- [SOURCE DATA]:
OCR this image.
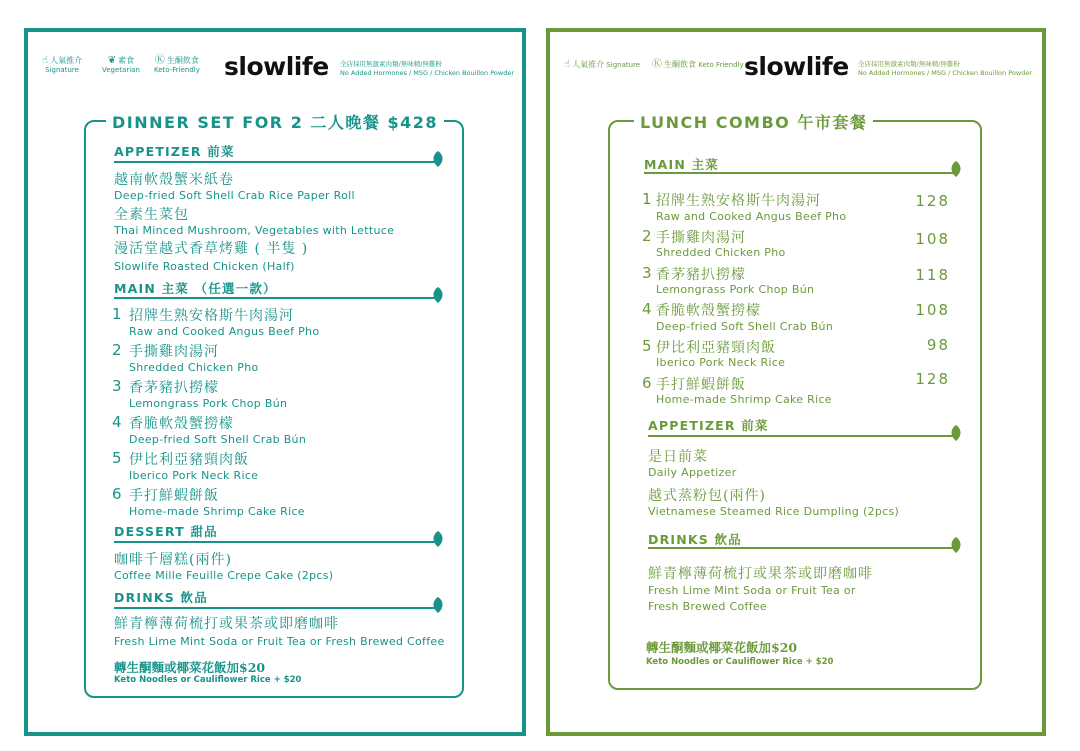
☝ 人氣推介
Signature
❦ 素食
Vegetarian
Ⓚ 生酮飲食
Keto-Friendly slowlife 全店採用無激素肉類/無味精/無雞粉
No Added Hormones / MSG / Chicken Bouillon Powder
DINNER SET FOR 2 二人晚餐 $428
APPETIZER 前菜
越南軟殼蟹米紙卷
Deep-fried Soft Shell Crab Rice Paper Roll
全素生菜包
Thai Minced Mushroom, Vegetables with Lettuce
漫活堂越式香草烤雞 ( 半隻 )
Slowlife Roasted Chicken (Half)
MAIN 主菜 （任選一款）
1 招牌生熟安格斯牛肉湯河
Raw and Cooked Angus Beef Pho
2 手撕雞肉湯河
Shredded Chicken Pho
3 香茅豬扒撈檬
Lemongrass Pork Chop Bún
4 香脆軟殼蟹撈檬
Deep-fried Soft Shell Crab Bún
5 伊比利亞豬頸肉飯
Iberico Pork Neck Rice
6 手打鮮蝦餅飯
Home-made Shrimp Cake Rice
DESSERT 甜品
咖啡千層糕(兩件)
Coffee Mille Feuille Crepe Cake (2pcs)
DRINKS 飲品
鮮青檸薄荷梳打或果茶或即磨咖啡
Fresh Lime Mint Soda or Fruit Tea or Fresh Brewed Coffee
轉生酮麵或椰菜花飯加$20
Keto Noodles or Cauliflower Rice + $20
☝ 人氣推介 Signature Ⓚ 生酮飲食 Keto Friendly slowlife 全店採用無激素肉類/無味精/無雞粉
No Added Hormones / MSG / Chicken Bouillon Powder
LUNCH COMBO 午市套餐
MAIN 主菜
1 招牌生熟安格斯牛肉湯河
Raw and Cooked Angus Beef Pho
128
2 手撕雞肉湯河
Shredded Chicken Pho
108
3 香茅豬扒撈檬
Lemongrass Pork Chop Bún
118
4 香脆軟殼蟹撈檬
Deep-fried Soft Shell Crab Bún
108
5 伊比利亞豬頸肉飯
Iberico Pork Neck Rice
98
6 手打鮮蝦餅飯
Home-made Shrimp Cake Rice
128
APPETIZER 前菜
是日前菜
Daily Appetizer
越式蒸粉包(兩件)
Vietnamese Steamed Rice Dumpling (2pcs)
DRINKS 飲品
鮮青檸薄荷梳打或果茶或即磨咖啡
Fresh Lime Mint Soda or Fruit Tea or
Fresh Brewed Coffee
轉生酮麵或椰菜花飯加$20
Keto Noodles or Cauliflower Rice + $20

- [SHORT EXERCISE]: Repeat the records above exactly, omitting every picture.

- [EXERCISE ANSWER]:
OCR this image.
☝ 人氣推介
Signature
❦ 素食
Vegetarian
Ⓚ 生酮飲食
Keto-Friendly slowlife 全店採用無激素肉類/無味精/無雞粉
No Added Hormones / MSG / Chicken Bouillon Powder
DINNER SET FOR 2 二人晚餐 $428
APPETIZER 前菜
越南軟殼蟹米紙卷
Deep-fried Soft Shell Crab Rice Paper Roll
全素生菜包
Thai Minced Mushroom, Vegetables with Lettuce
漫活堂越式香草烤雞 ( 半隻 )
Slowlife Roasted Chicken (Half)
MAIN 主菜 （任選一款）
1 招牌生熟安格斯牛肉湯河
Raw and Cooked Angus Beef Pho
2 手撕雞肉湯河
Shredded Chicken Pho
3 香茅豬扒撈檬
Lemongrass Pork Chop Bún
4 香脆軟殼蟹撈檬
Deep-fried Soft Shell Crab Bún
5 伊比利亞豬頸肉飯
Iberico Pork Neck Rice
6 手打鮮蝦餅飯
Home-made Shrimp Cake Rice
DESSERT 甜品
咖啡千層糕(兩件)
Coffee Mille Feuille Crepe Cake (2pcs)
DRINKS 飲品
鮮青檸薄荷梳打或果茶或即磨咖啡
Fresh Lime Mint Soda or Fruit Tea or Fresh Brewed Coffee
轉生酮麵或椰菜花飯加$20
Keto Noodles or Cauliflower Rice + $20
☝ 人氣推介 Signature Ⓚ 生酮飲食 Keto Friendly slowlife 全店採用無激素肉類/無味精/無雞粉
No Added Hormones / MSG / Chicken Bouillon Powder
LUNCH COMBO 午市套餐
MAIN 主菜
1 招牌生熟安格斯牛肉湯河
Raw and Cooked Angus Beef Pho
128
2 手撕雞肉湯河
Shredded Chicken Pho
108
3 香茅豬扒撈檬
Lemongrass Pork Chop Bún
118
4 香脆軟殼蟹撈檬
Deep-fried Soft Shell Crab Bún
108
5 伊比利亞豬頸肉飯
Iberico Pork Neck Rice
98
6 手打鮮蝦餅飯
Home-made Shrimp Cake Rice
128
APPETIZER 前菜
是日前菜
Daily Appetizer
越式蒸粉包(兩件)
Vietnamese Steamed Rice Dumpling (2pcs)
DRINKS 飲品
鮮青檸薄荷梳打或果茶或即磨咖啡
Fresh Lime Mint Soda or Fruit Tea or
Fresh Brewed Coffee
轉生酮麵或椰菜花飯加$20
Keto Noodles or Cauliflower Rice + $20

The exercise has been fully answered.